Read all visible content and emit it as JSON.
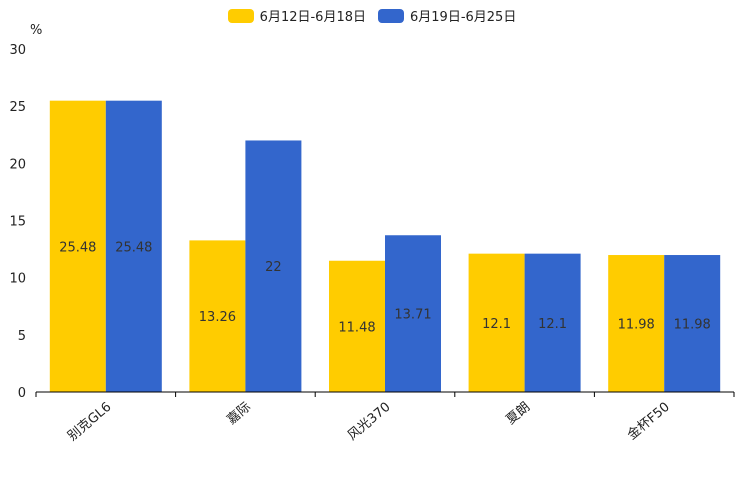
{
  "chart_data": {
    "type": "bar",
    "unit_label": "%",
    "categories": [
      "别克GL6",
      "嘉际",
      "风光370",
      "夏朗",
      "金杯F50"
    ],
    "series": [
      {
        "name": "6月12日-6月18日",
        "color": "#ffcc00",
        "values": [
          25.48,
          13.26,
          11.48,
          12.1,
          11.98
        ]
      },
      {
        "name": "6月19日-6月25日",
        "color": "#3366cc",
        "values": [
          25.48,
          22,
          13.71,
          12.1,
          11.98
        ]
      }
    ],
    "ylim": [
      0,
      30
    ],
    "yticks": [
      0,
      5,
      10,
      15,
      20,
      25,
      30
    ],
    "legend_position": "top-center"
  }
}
----------------
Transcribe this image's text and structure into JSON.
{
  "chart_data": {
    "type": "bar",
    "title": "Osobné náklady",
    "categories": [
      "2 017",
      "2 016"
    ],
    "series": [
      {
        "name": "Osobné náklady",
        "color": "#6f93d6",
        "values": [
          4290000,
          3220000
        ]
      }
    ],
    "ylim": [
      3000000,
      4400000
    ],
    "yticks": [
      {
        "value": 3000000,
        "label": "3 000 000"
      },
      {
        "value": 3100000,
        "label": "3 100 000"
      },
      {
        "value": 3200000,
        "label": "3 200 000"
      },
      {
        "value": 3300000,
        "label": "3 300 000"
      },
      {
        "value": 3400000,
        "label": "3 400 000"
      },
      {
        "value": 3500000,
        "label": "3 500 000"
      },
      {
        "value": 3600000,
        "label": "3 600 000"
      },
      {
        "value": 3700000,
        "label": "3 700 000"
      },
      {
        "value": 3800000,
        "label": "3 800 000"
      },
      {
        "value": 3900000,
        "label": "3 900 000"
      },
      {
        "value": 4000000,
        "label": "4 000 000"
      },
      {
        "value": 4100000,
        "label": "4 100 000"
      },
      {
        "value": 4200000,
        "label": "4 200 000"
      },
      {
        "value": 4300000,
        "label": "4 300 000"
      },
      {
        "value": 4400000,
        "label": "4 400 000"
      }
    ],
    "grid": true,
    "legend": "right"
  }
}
----------------
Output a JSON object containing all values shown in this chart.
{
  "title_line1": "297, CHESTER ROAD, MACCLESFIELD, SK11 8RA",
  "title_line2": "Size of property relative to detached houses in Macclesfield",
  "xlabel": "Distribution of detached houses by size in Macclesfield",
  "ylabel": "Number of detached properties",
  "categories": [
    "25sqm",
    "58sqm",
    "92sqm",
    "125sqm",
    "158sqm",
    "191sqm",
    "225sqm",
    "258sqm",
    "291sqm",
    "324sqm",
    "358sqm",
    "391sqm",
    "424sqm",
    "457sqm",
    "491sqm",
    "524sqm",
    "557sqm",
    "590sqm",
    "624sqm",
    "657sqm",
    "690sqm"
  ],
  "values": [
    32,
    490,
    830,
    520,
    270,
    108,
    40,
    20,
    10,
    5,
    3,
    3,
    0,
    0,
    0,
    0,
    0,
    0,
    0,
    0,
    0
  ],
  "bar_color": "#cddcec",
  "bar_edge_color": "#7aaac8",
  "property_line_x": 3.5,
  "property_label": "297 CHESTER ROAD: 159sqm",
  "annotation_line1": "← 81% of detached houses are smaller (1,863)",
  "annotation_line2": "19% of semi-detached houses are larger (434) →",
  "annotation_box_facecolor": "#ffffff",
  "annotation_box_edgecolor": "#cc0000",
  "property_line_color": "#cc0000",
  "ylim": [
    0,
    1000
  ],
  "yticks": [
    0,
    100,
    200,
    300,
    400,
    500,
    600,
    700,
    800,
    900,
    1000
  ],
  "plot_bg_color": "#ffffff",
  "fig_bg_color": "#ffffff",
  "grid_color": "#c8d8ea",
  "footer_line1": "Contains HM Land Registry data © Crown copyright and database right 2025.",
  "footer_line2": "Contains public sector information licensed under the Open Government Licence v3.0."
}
----------------
Find and copy each line above that includes the string "houses".

• _EXERCISE RESPONSE_:
  "title_line2": "Size of property relative to detached houses in Macclesfield",
  "xlabel": "Distribution of detached houses by size in Macclesfield",
  "annotation_line1": "← 81% of detached houses are smaller (1,863)",
  "annotation_line2": "19% of semi-detached houses are larger (434) →",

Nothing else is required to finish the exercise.